→ Exercise description
Reproduce the following lines verbatim, keeping every character and the original line order.

....

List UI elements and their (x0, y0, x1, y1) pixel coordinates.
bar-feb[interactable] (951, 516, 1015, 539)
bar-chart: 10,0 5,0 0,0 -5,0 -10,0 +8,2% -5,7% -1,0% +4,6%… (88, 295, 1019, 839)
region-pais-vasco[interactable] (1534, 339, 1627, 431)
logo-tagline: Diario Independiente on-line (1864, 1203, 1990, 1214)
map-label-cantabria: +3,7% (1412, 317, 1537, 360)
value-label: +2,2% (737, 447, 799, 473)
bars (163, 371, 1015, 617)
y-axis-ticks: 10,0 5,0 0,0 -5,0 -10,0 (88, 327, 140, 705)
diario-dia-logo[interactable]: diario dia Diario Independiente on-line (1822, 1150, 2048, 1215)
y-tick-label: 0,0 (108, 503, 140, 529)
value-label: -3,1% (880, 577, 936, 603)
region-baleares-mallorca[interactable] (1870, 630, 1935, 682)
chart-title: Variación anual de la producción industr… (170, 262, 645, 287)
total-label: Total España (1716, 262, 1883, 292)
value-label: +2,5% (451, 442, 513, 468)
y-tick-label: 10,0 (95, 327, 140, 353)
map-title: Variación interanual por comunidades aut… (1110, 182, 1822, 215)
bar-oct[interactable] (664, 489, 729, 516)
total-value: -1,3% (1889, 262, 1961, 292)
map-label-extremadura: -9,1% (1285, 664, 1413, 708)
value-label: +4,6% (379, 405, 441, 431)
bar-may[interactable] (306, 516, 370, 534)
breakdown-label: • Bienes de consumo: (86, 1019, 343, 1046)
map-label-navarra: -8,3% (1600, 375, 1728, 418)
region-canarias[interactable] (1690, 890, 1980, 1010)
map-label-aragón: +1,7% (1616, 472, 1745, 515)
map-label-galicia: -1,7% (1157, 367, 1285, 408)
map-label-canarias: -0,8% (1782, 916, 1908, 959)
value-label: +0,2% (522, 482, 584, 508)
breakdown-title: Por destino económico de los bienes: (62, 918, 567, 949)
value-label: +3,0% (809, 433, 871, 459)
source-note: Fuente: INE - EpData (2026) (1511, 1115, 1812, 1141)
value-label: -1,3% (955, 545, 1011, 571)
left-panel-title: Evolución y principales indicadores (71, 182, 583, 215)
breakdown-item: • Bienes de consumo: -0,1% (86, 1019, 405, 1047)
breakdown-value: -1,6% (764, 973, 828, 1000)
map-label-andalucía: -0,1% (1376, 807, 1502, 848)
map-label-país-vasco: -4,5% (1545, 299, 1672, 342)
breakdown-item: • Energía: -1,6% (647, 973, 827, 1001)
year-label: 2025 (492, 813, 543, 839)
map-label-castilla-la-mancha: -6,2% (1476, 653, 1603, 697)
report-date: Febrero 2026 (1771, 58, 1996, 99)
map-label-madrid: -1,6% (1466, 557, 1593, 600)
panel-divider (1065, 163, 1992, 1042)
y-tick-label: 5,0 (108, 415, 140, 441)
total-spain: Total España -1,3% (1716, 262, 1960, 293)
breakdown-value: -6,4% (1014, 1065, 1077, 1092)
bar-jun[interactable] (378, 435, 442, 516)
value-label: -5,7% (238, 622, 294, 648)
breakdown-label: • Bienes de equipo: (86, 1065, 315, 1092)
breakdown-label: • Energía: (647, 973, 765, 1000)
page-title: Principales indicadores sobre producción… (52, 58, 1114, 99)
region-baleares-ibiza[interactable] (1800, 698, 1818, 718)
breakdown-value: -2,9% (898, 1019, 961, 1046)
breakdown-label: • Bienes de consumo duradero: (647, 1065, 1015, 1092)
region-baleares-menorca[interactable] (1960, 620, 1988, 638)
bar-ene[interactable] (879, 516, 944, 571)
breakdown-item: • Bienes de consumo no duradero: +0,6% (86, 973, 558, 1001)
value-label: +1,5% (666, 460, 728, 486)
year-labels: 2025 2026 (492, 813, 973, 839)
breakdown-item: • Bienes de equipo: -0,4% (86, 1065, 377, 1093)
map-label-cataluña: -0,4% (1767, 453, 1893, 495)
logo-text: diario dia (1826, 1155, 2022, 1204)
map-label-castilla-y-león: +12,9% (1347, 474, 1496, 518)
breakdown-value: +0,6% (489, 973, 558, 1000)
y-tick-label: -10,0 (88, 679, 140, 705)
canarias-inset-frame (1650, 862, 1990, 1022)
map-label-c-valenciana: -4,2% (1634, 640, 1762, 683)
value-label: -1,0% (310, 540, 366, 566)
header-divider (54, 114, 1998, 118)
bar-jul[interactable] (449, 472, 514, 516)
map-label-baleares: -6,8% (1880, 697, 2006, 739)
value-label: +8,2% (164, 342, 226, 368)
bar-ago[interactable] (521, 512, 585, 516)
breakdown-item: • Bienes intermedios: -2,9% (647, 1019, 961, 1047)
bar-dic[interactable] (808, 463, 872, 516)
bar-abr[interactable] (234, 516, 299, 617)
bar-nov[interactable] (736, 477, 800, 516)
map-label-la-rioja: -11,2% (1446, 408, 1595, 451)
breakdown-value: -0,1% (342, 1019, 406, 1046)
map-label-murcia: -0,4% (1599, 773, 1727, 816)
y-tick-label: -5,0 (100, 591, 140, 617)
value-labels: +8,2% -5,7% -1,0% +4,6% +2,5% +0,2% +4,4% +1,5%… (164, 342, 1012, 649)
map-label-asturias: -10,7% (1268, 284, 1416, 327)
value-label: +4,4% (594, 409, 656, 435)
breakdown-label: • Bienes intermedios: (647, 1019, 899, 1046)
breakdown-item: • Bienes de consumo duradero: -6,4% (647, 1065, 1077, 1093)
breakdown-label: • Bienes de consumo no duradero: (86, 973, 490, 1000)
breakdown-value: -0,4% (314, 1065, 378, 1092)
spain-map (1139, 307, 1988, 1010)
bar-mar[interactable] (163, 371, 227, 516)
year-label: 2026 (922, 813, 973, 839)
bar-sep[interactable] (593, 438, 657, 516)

....

→ Response to this task
List UI elements and their (x0, y0, x1, y1) pixel coordinates.
bar-feb[interactable] (951, 516, 1015, 539)
bar-chart: 10,0 5,0 0,0 -5,0 -10,0 +8,2% -5,7% -1,0% +4,6%… (88, 295, 1019, 839)
region-pais-vasco[interactable] (1534, 339, 1627, 431)
logo-tagline: Diario Independiente on-line (1864, 1203, 1990, 1214)
map-label-cantabria: +3,7% (1412, 317, 1537, 360)
value-label: +2,2% (737, 447, 799, 473)
bars (163, 371, 1015, 617)
y-axis-ticks: 10,0 5,0 0,0 -5,0 -10,0 (88, 327, 140, 705)
diario-dia-logo[interactable]: diario dia Diario Independiente on-line (1822, 1150, 2048, 1215)
y-tick-label: 0,0 (108, 503, 140, 529)
value-label: -3,1% (880, 577, 936, 603)
region-baleares-mallorca[interactable] (1870, 630, 1935, 682)
chart-title: Variación anual de la producción industr… (170, 262, 645, 287)
total-label: Total España (1716, 262, 1883, 292)
value-label: +2,5% (451, 442, 513, 468)
y-tick-label: 10,0 (95, 327, 140, 353)
map-title: Variación interanual por comunidades aut… (1110, 182, 1822, 215)
bar-oct[interactable] (664, 489, 729, 516)
total-value: -1,3% (1889, 262, 1961, 292)
map-label-extremadura: -9,1% (1285, 664, 1413, 708)
value-label: +4,6% (379, 405, 441, 431)
bar-may[interactable] (306, 516, 370, 534)
breakdown-label: • Bienes de consumo: (86, 1019, 343, 1046)
map-label-navarra: -8,3% (1600, 375, 1728, 418)
region-canarias[interactable] (1690, 890, 1980, 1010)
map-label-aragón: +1,7% (1616, 472, 1745, 515)
map-label-galicia: -1,7% (1157, 367, 1285, 408)
map-label-canarias: -0,8% (1782, 916, 1908, 959)
value-label: +0,2% (522, 482, 584, 508)
breakdown-title: Por destino económico de los bienes: (62, 918, 567, 949)
value-label: +3,0% (809, 433, 871, 459)
source-note: Fuente: INE - EpData (2026) (1511, 1115, 1812, 1141)
value-label: -1,3% (955, 545, 1011, 571)
left-panel-title: Evolución y principales indicadores (71, 182, 583, 215)
breakdown-item: • Bienes de consumo: -0,1% (86, 1019, 405, 1047)
breakdown-value: -1,6% (764, 973, 828, 1000)
map-label-andalucía: -0,1% (1376, 807, 1502, 848)
map-label-país-vasco: -4,5% (1545, 299, 1672, 342)
breakdown-item: • Energía: -1,6% (647, 973, 827, 1001)
year-label: 2025 (492, 813, 543, 839)
map-label-castilla-la-mancha: -6,2% (1476, 653, 1603, 697)
report-date: Febrero 2026 (1771, 58, 1996, 99)
map-label-madrid: -1,6% (1466, 557, 1593, 600)
panel-divider (1065, 163, 1992, 1042)
y-tick-label: 5,0 (108, 415, 140, 441)
total-spain: Total España -1,3% (1716, 262, 1960, 293)
breakdown-value: -6,4% (1014, 1065, 1077, 1092)
bar-jun[interactable] (378, 435, 442, 516)
value-label: -5,7% (238, 622, 294, 648)
breakdown-label: • Bienes de equipo: (86, 1065, 315, 1092)
breakdown-label: • Energía: (647, 973, 765, 1000)
page-title: Principales indicadores sobre producción… (52, 58, 1114, 99)
region-baleares-ibiza[interactable] (1800, 698, 1818, 718)
breakdown-value: -2,9% (898, 1019, 961, 1046)
breakdown-label: • Bienes de consumo duradero: (647, 1065, 1015, 1092)
region-baleares-menorca[interactable] (1960, 620, 1988, 638)
bar-ene[interactable] (879, 516, 944, 571)
breakdown-item: • Bienes de consumo no duradero: +0,6% (86, 973, 558, 1001)
value-label: +1,5% (666, 460, 728, 486)
year-labels: 2025 2026 (492, 813, 973, 839)
breakdown-item: • Bienes de equipo: -0,4% (86, 1065, 377, 1093)
map-label-cataluña: -0,4% (1767, 453, 1893, 495)
logo-text: diario dia (1826, 1155, 2022, 1204)
map-label-castilla-y-león: +12,9% (1347, 474, 1496, 518)
breakdown-value: +0,6% (489, 973, 558, 1000)
y-tick-label: -10,0 (88, 679, 140, 705)
canarias-inset-frame (1650, 862, 1990, 1022)
map-label-c-valenciana: -4,2% (1634, 640, 1762, 683)
value-label: -1,0% (310, 540, 366, 566)
header-divider (54, 114, 1998, 118)
bar-jul[interactable] (449, 472, 514, 516)
map-label-baleares: -6,8% (1880, 697, 2006, 739)
value-label: +8,2% (164, 342, 226, 368)
bar-ago[interactable] (521, 512, 585, 516)
breakdown-item: • Bienes intermedios: -2,9% (647, 1019, 961, 1047)
bar-dic[interactable] (808, 463, 872, 516)
bar-abr[interactable] (234, 516, 299, 617)
bar-nov[interactable] (736, 477, 800, 516)
map-label-la-rioja: -11,2% (1446, 408, 1595, 451)
breakdown-value: -0,1% (342, 1019, 406, 1046)
map-label-murcia: -0,4% (1599, 773, 1727, 816)
y-tick-label: -5,0 (100, 591, 140, 617)
value-labels: +8,2% -5,7% -1,0% +4,6% +2,5% +0,2% +4,4% +1,5%… (164, 342, 1012, 649)
map-label-asturias: -10,7% (1268, 284, 1416, 327)
value-label: +4,4% (594, 409, 656, 435)
breakdown-label: • Bienes intermedios: (647, 1019, 899, 1046)
breakdown-item: • Bienes de consumo duradero: -6,4% (647, 1065, 1077, 1093)
breakdown-label: • Bienes de consumo no duradero: (86, 973, 490, 1000)
breakdown-value: -0,4% (314, 1065, 378, 1092)
spain-map (1139, 307, 1988, 1010)
bar-mar[interactable] (163, 371, 227, 516)
year-label: 2026 (922, 813, 973, 839)
bar-sep[interactable] (593, 438, 657, 516)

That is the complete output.